◆ Exercise
Reading the data below, count the lines that carry the string "Median". Give nothing but the count.

◆ Data tied to figure images

════════

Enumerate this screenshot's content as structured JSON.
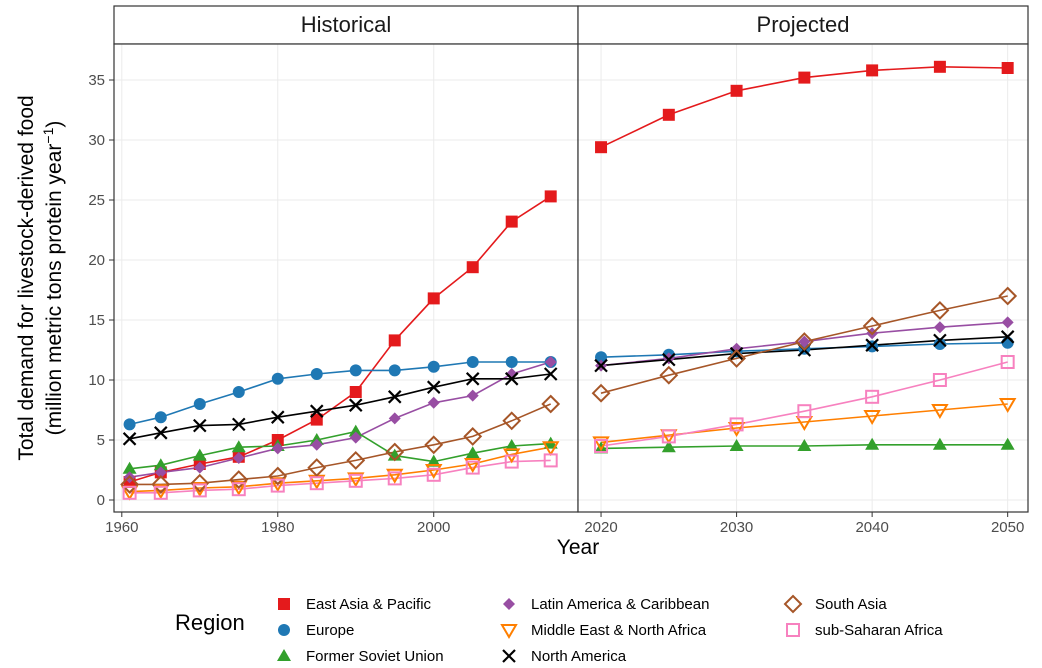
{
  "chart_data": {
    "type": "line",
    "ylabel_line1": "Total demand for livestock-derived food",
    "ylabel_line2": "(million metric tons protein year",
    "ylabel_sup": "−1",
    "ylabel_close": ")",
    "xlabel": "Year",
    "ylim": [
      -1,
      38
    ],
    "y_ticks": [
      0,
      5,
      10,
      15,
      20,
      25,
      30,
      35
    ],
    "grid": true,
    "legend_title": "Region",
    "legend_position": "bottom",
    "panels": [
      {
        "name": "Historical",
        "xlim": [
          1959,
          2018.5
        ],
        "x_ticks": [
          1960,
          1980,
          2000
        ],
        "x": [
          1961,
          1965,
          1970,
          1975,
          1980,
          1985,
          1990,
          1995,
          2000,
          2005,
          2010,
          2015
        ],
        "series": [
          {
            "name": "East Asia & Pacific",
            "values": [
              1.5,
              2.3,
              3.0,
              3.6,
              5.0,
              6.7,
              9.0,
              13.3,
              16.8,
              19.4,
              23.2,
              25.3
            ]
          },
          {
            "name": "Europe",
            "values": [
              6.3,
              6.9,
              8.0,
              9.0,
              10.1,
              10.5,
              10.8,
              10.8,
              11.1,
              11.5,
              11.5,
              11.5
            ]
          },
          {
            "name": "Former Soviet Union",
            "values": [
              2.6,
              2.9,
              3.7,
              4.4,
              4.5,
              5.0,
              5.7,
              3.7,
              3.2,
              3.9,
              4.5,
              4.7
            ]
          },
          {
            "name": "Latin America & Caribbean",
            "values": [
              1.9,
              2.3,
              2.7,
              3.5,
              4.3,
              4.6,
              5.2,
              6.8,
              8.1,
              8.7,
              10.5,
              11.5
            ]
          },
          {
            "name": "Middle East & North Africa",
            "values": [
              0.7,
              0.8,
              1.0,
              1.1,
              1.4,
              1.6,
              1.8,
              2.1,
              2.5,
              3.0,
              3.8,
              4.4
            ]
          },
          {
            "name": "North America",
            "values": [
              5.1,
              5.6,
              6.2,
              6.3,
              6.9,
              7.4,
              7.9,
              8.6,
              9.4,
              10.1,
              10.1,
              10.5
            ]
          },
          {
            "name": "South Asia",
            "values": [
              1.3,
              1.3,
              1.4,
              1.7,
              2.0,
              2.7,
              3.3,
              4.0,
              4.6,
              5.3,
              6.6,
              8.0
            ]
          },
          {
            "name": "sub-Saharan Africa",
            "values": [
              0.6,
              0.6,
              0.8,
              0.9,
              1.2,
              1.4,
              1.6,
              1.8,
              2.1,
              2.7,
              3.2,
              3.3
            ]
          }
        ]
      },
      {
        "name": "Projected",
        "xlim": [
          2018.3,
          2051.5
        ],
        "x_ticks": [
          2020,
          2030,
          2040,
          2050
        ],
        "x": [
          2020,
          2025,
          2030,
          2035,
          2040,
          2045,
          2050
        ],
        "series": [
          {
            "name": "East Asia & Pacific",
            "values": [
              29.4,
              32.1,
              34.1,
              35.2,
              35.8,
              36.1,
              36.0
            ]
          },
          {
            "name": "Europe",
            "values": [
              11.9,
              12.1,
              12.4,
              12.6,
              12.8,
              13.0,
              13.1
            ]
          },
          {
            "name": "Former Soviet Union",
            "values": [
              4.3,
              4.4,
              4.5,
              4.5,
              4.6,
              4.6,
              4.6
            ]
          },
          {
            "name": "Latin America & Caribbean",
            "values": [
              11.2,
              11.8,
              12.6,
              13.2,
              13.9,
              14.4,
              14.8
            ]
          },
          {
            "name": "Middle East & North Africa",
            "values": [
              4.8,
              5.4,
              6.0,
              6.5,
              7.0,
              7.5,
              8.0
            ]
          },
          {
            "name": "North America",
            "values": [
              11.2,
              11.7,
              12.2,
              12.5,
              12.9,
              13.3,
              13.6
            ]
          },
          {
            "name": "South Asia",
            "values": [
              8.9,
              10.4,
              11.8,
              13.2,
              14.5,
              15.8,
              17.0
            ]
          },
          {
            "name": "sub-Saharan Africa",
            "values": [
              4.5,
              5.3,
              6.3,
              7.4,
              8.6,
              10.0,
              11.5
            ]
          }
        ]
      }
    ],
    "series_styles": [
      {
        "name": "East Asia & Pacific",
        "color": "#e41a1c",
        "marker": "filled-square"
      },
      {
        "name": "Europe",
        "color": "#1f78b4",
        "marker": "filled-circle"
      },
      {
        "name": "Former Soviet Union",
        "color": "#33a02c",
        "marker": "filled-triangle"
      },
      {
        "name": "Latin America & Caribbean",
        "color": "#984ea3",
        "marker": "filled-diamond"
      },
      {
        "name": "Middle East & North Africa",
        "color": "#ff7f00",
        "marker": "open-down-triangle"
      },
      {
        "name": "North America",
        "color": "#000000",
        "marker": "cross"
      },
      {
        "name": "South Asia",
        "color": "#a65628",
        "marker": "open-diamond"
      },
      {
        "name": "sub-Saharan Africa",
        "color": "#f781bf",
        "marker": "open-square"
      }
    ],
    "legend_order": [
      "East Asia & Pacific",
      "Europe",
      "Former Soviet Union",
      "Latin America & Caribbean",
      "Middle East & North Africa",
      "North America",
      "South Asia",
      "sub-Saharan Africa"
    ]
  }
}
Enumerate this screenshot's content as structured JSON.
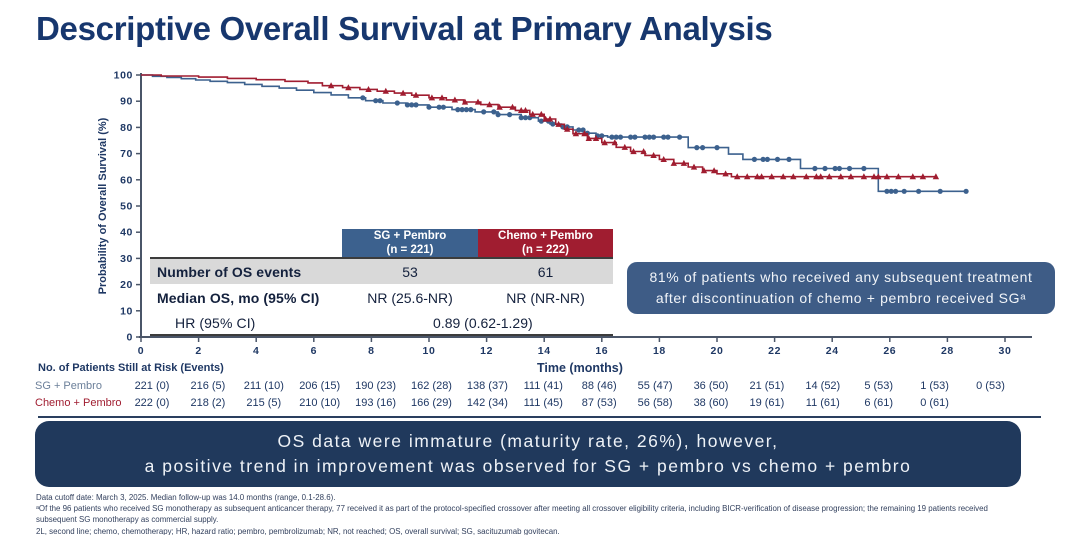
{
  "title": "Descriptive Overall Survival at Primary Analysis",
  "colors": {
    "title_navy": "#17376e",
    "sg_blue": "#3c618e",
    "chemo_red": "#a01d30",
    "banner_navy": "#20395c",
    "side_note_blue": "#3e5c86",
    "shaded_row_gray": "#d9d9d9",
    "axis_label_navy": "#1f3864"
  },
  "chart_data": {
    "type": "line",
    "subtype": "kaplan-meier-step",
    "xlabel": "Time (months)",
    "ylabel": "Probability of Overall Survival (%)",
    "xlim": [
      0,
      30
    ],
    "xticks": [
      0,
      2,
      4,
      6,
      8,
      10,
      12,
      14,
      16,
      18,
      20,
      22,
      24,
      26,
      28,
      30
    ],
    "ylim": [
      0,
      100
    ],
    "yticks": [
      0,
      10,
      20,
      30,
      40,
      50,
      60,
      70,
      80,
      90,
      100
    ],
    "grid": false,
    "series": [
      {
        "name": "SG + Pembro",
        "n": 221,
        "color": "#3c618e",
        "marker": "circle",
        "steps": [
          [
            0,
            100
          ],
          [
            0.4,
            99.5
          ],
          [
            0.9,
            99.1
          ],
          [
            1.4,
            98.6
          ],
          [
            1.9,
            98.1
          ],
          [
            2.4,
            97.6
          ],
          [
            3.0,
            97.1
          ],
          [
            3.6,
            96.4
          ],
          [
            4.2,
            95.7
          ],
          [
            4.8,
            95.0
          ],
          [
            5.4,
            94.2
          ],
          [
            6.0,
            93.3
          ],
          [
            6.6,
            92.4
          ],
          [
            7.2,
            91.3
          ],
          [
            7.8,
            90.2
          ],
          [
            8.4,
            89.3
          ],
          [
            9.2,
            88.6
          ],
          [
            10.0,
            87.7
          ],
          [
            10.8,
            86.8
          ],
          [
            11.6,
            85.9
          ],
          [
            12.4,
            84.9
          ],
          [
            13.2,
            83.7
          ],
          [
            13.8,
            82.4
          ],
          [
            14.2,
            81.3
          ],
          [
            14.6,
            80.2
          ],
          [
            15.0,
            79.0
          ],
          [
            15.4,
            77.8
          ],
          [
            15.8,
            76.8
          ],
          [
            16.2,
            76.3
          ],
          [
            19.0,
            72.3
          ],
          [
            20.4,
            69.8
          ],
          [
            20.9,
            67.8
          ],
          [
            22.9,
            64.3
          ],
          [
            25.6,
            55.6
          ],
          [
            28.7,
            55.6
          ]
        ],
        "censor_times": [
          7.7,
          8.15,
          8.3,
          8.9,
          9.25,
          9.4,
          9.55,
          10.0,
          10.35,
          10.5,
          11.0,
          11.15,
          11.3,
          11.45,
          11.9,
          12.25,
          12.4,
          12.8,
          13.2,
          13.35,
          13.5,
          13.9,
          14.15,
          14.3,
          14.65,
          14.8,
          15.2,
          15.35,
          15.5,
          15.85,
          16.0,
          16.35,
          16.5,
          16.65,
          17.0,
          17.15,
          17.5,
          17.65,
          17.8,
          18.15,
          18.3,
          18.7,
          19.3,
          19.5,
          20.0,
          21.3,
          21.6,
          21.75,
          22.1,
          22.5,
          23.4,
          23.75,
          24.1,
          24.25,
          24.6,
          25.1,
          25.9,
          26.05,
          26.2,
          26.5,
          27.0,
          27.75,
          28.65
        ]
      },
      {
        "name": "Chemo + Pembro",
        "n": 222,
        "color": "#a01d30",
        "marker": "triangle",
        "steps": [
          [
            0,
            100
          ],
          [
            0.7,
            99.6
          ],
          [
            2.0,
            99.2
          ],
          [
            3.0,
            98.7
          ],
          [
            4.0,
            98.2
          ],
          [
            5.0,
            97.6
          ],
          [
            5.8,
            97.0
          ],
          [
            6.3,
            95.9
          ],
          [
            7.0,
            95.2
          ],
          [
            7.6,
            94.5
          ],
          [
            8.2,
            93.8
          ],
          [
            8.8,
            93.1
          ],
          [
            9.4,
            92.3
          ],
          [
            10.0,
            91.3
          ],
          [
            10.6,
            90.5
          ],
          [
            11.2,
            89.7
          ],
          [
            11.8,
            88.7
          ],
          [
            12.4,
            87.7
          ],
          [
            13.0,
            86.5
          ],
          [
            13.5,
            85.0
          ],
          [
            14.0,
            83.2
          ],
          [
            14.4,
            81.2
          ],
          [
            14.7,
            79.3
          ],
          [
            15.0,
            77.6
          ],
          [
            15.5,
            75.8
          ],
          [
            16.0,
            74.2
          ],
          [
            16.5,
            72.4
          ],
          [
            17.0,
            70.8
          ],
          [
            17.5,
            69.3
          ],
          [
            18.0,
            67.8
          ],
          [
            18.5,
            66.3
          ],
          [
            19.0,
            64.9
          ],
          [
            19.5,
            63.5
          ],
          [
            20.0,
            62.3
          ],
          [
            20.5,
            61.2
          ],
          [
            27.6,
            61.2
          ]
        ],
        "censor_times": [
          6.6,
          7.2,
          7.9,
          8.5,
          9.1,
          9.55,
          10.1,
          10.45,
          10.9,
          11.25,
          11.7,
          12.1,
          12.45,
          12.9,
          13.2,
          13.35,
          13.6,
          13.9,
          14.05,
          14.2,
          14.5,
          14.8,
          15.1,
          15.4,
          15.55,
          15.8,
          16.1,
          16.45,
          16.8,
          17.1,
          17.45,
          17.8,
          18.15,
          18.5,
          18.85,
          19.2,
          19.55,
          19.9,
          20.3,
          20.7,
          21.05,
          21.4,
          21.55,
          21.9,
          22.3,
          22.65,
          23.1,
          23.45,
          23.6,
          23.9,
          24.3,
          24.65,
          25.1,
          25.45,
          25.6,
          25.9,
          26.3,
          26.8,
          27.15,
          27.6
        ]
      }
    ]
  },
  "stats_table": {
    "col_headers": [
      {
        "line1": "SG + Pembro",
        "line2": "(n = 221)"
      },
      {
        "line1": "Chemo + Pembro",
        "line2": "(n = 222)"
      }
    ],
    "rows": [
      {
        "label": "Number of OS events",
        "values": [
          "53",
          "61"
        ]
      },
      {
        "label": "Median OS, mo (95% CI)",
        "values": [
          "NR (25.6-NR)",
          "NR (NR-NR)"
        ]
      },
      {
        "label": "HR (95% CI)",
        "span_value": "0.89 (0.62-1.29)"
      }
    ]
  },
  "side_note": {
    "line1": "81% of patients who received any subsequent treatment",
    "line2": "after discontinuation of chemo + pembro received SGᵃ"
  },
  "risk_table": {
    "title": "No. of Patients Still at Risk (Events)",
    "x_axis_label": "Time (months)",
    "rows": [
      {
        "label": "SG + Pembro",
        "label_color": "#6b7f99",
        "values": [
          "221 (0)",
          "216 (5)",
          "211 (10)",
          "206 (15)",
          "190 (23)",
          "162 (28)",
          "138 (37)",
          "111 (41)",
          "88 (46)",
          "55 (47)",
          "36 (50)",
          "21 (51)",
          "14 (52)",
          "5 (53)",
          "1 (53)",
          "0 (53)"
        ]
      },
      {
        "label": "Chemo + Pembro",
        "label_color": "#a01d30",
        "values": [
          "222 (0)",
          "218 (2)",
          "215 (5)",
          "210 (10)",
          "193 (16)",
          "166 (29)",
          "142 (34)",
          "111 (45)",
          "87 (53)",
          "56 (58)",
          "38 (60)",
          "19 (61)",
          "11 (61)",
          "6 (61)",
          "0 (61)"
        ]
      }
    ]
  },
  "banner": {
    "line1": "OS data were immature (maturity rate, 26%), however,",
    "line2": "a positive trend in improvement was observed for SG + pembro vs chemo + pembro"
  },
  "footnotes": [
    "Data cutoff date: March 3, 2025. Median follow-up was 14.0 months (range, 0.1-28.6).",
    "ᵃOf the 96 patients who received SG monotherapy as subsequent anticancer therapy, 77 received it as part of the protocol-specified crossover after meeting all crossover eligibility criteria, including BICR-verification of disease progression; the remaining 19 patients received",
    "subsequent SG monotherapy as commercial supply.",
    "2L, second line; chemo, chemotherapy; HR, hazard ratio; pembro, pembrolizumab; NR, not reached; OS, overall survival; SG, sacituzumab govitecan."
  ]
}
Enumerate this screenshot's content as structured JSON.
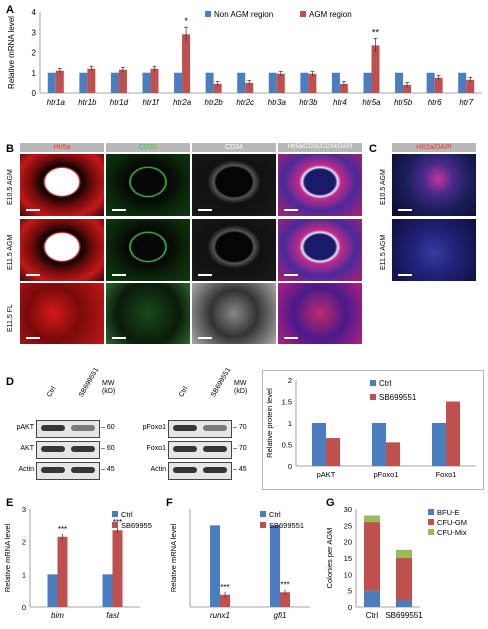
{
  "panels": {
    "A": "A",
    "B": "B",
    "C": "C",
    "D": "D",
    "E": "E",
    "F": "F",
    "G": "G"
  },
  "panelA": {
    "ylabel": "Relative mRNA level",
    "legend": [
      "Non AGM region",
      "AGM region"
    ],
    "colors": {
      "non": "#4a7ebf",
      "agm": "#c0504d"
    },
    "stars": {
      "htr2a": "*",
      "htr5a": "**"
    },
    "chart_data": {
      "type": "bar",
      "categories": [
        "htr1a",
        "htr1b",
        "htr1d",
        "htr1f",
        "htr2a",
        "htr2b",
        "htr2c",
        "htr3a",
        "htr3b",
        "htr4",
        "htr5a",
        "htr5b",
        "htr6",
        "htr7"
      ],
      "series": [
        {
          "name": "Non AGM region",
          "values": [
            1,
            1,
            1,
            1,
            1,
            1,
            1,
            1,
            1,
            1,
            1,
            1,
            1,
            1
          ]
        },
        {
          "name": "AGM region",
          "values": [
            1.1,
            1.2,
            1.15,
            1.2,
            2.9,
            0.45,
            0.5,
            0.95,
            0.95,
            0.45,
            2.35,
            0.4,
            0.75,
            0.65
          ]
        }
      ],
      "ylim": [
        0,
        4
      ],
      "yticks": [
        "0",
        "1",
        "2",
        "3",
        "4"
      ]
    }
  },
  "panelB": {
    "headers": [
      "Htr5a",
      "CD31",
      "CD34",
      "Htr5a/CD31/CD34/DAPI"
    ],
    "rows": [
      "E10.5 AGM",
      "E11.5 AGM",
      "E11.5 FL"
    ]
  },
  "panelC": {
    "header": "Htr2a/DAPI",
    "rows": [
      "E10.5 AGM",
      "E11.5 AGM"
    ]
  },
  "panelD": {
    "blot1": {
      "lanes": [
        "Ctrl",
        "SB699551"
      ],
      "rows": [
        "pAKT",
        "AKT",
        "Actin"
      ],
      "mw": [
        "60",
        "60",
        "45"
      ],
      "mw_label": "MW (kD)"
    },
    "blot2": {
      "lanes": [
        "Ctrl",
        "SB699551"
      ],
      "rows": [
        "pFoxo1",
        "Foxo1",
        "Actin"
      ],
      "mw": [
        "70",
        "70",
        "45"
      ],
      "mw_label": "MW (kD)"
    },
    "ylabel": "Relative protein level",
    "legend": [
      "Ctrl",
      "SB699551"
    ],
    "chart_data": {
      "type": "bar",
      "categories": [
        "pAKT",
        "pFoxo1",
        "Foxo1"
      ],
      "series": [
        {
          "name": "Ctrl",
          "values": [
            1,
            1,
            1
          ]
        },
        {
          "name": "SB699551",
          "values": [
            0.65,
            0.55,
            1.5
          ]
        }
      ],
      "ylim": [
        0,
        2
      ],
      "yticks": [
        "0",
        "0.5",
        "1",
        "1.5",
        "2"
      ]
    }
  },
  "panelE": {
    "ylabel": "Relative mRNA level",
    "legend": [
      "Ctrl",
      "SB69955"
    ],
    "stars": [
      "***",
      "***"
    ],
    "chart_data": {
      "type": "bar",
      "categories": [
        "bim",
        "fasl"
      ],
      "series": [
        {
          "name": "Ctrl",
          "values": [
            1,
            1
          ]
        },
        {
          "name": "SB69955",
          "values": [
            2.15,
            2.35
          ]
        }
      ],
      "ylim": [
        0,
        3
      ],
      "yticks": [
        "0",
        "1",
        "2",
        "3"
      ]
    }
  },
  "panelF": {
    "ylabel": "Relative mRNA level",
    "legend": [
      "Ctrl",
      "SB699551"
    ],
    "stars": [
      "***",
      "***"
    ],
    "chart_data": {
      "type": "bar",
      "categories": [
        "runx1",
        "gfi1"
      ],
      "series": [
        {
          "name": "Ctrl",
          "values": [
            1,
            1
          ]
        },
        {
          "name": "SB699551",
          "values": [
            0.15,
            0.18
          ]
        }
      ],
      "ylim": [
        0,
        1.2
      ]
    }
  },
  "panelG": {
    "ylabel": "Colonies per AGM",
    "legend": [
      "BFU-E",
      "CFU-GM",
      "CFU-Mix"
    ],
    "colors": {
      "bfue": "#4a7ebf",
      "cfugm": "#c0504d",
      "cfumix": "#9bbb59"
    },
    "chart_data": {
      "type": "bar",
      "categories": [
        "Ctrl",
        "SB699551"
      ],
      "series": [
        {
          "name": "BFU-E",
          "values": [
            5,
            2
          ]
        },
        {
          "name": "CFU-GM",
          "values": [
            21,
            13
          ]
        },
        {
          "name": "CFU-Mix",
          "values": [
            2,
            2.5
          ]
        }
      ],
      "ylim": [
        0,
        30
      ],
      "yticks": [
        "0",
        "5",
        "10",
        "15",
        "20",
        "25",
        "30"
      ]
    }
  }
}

════════

◆ Response area
2